Give a verbatim copy of the lines below, minus the pictures.
--------------------------------
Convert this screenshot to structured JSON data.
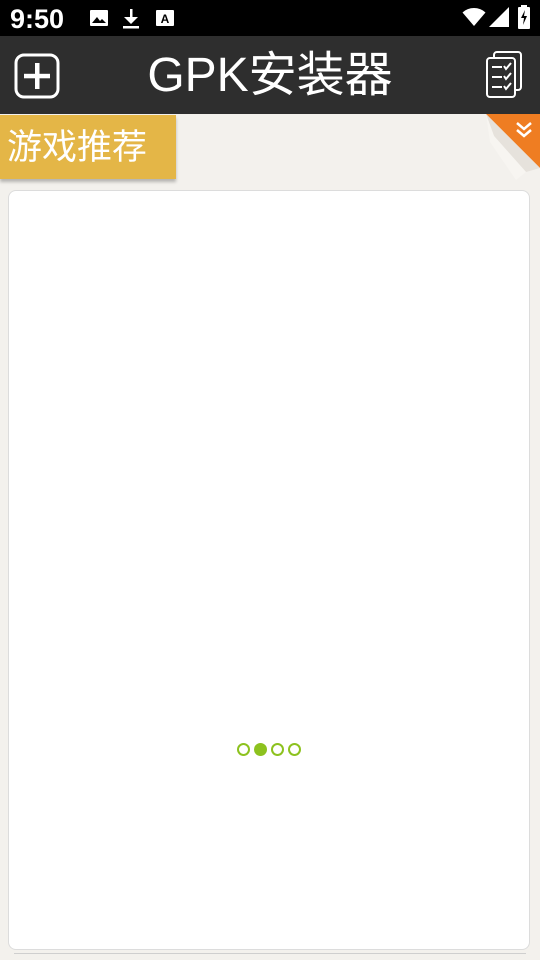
{
  "status_bar": {
    "time": "9:50",
    "left_icons": [
      "image-icon",
      "download-icon",
      "text-a-icon"
    ],
    "right_icons": [
      "wifi-icon",
      "signal-icon",
      "battery-icon"
    ]
  },
  "app_bar": {
    "title": "GPK安装器",
    "left_button_icon": "add-icon",
    "right_button_icon": "checklist-icon",
    "background_color": "#2e2e2e"
  },
  "section": {
    "tab_label": "游戏推荐",
    "tab_color": "#e4b647",
    "corner_icon": "double-chevron-down-icon",
    "corner_color": "#ef7d22"
  },
  "content": {
    "loading_indicator": {
      "dot_count": 4,
      "active_index": 1,
      "color": "#8dc21f"
    }
  }
}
--------------------------------
_Exercise solution_
Convert this screenshot to structured JSON data.
{
  "status_bar": {
    "time": "9:50",
    "left_icons": [
      "image-icon",
      "download-icon",
      "text-a-icon"
    ],
    "right_icons": [
      "wifi-icon",
      "signal-icon",
      "battery-icon"
    ]
  },
  "app_bar": {
    "title": "GPK安装器",
    "left_button_icon": "add-icon",
    "right_button_icon": "checklist-icon",
    "background_color": "#2e2e2e"
  },
  "section": {
    "tab_label": "游戏推荐",
    "tab_color": "#e4b647",
    "corner_icon": "double-chevron-down-icon",
    "corner_color": "#ef7d22"
  },
  "content": {
    "loading_indicator": {
      "dot_count": 4,
      "active_index": 1,
      "color": "#8dc21f"
    }
  }
}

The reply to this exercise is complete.